■ Written problem ■
Count how many lines hold the string "JSON", and give only that number.

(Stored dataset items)
··········
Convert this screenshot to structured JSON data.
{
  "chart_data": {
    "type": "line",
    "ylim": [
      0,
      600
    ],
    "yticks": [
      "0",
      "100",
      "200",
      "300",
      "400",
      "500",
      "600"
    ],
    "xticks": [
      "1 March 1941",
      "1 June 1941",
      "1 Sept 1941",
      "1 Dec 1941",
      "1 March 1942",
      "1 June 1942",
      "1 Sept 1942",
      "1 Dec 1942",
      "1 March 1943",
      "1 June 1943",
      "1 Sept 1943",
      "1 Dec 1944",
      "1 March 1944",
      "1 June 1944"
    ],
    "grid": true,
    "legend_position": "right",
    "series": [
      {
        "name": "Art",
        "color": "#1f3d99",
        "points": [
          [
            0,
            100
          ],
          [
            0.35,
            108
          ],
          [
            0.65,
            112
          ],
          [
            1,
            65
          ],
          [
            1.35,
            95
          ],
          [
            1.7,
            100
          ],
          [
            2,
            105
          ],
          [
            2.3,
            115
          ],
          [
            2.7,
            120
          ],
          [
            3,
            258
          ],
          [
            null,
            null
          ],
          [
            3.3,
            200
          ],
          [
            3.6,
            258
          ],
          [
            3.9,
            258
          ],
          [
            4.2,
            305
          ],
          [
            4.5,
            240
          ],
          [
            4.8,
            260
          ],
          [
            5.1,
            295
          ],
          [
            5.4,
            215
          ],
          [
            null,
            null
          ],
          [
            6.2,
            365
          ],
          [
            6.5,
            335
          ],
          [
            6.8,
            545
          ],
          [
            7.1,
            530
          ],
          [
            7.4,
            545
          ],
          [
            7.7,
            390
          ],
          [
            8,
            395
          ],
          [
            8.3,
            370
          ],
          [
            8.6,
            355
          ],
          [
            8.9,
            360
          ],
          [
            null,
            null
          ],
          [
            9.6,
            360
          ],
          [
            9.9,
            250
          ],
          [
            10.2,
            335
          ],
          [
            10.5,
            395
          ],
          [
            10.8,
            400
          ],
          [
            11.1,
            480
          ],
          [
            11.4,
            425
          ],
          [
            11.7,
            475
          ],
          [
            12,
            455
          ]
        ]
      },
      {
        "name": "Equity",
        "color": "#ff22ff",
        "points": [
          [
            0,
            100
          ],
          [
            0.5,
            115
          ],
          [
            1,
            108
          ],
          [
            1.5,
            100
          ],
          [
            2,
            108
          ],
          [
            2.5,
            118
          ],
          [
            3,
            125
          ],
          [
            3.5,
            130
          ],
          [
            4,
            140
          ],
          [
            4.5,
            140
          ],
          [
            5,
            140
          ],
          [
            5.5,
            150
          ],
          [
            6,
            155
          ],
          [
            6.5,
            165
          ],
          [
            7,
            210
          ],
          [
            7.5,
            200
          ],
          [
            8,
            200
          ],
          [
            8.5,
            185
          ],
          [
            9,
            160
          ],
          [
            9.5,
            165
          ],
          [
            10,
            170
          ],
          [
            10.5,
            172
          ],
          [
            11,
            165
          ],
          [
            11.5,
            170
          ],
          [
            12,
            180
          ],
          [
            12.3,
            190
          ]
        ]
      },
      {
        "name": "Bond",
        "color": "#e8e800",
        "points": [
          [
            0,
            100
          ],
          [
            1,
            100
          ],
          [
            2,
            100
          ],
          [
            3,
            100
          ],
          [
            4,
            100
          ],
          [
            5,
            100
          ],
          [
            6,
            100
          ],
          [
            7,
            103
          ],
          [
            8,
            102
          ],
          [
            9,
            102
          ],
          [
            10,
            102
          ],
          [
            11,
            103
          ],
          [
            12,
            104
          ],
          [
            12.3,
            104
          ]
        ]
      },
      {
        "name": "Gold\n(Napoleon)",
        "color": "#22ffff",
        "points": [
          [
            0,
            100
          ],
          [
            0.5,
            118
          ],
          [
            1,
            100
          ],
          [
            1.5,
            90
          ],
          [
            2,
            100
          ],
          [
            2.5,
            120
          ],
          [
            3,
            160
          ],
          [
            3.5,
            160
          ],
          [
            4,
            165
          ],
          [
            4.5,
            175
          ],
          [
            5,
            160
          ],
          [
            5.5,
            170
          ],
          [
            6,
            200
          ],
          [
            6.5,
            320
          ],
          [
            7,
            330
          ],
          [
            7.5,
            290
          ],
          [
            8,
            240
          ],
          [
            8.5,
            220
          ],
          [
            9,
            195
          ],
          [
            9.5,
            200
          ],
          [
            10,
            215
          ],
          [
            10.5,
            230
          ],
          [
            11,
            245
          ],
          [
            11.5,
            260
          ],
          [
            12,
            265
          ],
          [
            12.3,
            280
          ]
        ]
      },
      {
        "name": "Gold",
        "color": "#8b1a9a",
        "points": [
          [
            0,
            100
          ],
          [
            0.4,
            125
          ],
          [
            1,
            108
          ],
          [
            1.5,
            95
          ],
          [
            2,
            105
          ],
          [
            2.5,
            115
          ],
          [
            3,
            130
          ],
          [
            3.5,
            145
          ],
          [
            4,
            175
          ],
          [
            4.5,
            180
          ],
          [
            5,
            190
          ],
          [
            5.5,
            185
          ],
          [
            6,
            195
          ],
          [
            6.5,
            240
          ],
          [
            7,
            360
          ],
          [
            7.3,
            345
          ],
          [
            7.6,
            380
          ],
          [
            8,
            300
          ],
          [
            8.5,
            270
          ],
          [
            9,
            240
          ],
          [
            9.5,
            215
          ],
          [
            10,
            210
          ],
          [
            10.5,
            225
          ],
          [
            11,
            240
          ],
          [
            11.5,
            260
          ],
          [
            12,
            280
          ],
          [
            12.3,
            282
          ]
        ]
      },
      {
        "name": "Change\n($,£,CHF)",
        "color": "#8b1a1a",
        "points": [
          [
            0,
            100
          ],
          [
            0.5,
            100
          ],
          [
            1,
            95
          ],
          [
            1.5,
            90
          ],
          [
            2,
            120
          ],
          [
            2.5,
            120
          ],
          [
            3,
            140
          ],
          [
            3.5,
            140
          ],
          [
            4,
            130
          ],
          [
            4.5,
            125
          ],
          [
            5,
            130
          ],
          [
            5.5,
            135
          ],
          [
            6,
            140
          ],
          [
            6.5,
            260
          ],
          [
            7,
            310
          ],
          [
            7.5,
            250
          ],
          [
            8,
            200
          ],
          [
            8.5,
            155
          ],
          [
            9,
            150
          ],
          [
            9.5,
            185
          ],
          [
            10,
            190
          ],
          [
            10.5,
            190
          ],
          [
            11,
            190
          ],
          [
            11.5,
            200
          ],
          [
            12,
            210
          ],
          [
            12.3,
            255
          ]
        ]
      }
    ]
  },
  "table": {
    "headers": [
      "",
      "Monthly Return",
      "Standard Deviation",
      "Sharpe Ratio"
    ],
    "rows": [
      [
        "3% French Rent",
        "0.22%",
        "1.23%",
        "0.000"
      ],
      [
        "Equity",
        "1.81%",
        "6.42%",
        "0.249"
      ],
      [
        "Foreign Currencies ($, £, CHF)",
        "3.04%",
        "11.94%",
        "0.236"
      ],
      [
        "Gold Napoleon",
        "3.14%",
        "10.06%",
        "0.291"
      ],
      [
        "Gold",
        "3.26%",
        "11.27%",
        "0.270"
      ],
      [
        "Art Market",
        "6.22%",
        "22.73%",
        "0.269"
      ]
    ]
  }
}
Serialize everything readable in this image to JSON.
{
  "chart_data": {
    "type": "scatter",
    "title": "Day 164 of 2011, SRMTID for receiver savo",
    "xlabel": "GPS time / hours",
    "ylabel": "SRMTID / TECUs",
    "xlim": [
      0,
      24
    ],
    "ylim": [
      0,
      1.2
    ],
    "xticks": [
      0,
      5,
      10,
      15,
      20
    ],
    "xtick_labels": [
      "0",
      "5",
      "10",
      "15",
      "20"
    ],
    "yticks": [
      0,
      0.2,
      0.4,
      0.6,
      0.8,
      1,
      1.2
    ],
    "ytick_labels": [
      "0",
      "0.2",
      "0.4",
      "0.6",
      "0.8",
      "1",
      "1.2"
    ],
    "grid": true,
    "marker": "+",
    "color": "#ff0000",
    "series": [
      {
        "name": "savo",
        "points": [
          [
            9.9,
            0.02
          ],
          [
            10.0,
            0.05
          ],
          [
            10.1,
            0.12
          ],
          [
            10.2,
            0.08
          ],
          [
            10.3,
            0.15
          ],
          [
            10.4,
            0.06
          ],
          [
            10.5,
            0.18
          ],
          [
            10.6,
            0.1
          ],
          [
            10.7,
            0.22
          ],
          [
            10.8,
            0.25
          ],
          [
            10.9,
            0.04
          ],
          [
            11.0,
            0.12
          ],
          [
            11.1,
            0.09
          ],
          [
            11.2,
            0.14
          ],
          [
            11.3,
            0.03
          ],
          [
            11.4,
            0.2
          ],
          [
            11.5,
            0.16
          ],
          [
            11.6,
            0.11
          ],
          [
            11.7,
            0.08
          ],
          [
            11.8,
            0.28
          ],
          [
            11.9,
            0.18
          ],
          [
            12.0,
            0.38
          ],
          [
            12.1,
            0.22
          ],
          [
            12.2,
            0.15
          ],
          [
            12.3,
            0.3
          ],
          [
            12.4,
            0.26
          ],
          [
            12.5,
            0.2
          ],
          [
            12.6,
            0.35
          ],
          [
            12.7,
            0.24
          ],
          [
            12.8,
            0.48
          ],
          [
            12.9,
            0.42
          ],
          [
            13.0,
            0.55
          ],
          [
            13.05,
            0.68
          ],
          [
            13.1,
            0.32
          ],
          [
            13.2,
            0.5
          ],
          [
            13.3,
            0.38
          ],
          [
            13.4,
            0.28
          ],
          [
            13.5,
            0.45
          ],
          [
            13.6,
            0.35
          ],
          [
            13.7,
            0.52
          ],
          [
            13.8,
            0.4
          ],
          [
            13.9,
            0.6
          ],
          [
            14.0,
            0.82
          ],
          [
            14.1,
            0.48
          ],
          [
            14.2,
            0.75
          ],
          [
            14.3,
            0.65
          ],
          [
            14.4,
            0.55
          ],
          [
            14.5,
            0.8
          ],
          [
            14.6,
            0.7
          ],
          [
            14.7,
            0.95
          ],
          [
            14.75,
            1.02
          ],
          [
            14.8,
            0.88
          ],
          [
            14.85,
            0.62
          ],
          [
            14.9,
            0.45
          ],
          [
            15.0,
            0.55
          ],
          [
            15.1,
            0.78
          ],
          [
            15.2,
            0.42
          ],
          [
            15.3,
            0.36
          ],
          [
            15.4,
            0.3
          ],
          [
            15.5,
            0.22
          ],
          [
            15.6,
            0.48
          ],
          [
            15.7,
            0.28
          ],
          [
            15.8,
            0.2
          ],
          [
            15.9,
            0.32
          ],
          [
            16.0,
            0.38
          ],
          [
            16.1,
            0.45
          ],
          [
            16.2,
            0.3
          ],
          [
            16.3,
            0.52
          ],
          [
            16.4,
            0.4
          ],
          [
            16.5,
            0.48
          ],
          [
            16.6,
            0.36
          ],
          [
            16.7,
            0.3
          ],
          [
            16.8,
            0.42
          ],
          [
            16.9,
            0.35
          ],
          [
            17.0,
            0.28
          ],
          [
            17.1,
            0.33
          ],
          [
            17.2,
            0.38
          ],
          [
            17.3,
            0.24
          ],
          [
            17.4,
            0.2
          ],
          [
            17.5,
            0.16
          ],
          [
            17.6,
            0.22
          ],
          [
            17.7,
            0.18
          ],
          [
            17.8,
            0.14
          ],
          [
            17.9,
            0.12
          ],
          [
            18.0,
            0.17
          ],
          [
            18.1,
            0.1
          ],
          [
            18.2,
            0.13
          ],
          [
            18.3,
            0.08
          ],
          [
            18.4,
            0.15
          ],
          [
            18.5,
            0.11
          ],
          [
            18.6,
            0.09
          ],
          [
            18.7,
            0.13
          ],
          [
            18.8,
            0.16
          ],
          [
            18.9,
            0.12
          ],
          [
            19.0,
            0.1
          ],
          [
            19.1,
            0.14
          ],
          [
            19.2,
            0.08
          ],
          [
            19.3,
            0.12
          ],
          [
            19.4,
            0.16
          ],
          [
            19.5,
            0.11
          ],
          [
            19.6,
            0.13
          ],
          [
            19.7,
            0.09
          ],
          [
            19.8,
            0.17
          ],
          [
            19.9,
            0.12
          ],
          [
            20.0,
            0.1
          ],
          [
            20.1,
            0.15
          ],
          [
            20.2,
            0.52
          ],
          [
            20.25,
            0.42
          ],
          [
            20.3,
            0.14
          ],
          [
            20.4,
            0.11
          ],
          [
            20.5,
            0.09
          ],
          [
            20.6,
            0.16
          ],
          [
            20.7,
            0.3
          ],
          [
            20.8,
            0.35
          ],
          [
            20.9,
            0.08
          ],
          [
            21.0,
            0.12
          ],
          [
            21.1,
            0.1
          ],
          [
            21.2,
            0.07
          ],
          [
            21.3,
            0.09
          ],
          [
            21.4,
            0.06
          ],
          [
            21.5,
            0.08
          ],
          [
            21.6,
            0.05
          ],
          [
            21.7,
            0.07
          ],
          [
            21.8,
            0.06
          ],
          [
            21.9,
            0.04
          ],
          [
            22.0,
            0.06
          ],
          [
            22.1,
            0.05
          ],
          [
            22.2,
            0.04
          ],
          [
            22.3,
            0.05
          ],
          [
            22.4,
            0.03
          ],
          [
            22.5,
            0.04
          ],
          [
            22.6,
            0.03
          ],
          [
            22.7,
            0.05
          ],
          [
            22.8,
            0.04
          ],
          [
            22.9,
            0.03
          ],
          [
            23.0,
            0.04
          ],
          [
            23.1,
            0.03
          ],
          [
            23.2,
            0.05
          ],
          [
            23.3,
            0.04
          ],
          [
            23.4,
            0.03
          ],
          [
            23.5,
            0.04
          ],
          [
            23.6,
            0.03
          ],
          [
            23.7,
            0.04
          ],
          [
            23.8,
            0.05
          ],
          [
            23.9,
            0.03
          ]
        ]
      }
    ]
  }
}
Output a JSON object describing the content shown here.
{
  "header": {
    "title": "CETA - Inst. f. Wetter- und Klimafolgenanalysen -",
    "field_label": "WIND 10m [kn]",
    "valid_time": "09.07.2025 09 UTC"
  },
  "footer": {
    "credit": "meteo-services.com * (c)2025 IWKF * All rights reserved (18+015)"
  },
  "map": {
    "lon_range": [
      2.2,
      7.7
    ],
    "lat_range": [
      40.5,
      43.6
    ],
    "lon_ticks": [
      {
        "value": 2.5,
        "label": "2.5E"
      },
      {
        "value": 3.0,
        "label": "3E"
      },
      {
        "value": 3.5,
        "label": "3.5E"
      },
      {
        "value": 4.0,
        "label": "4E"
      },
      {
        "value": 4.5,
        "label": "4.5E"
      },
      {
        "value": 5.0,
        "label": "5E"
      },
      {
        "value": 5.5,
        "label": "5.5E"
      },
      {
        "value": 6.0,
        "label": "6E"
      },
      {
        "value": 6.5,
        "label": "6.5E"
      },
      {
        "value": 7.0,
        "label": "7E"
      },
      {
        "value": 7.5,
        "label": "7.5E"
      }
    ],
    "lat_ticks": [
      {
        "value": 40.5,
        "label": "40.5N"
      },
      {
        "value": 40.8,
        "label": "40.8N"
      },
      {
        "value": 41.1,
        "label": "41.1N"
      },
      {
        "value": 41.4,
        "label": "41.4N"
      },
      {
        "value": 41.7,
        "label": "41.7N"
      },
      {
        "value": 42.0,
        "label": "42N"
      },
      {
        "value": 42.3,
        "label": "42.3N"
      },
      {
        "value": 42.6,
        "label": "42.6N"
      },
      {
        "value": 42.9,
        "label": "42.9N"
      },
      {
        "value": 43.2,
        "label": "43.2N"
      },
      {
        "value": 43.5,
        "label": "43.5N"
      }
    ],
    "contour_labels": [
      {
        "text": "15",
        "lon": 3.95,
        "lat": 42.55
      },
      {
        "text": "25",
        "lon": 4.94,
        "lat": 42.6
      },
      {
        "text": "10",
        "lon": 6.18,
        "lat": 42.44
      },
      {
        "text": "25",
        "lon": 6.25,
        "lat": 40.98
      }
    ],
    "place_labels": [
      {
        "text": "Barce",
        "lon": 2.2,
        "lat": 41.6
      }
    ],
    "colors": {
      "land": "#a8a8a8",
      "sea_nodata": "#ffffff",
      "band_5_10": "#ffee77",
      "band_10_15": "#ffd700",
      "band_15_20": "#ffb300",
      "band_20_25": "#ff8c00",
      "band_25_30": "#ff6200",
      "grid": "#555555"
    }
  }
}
··········
■ Task response ■
3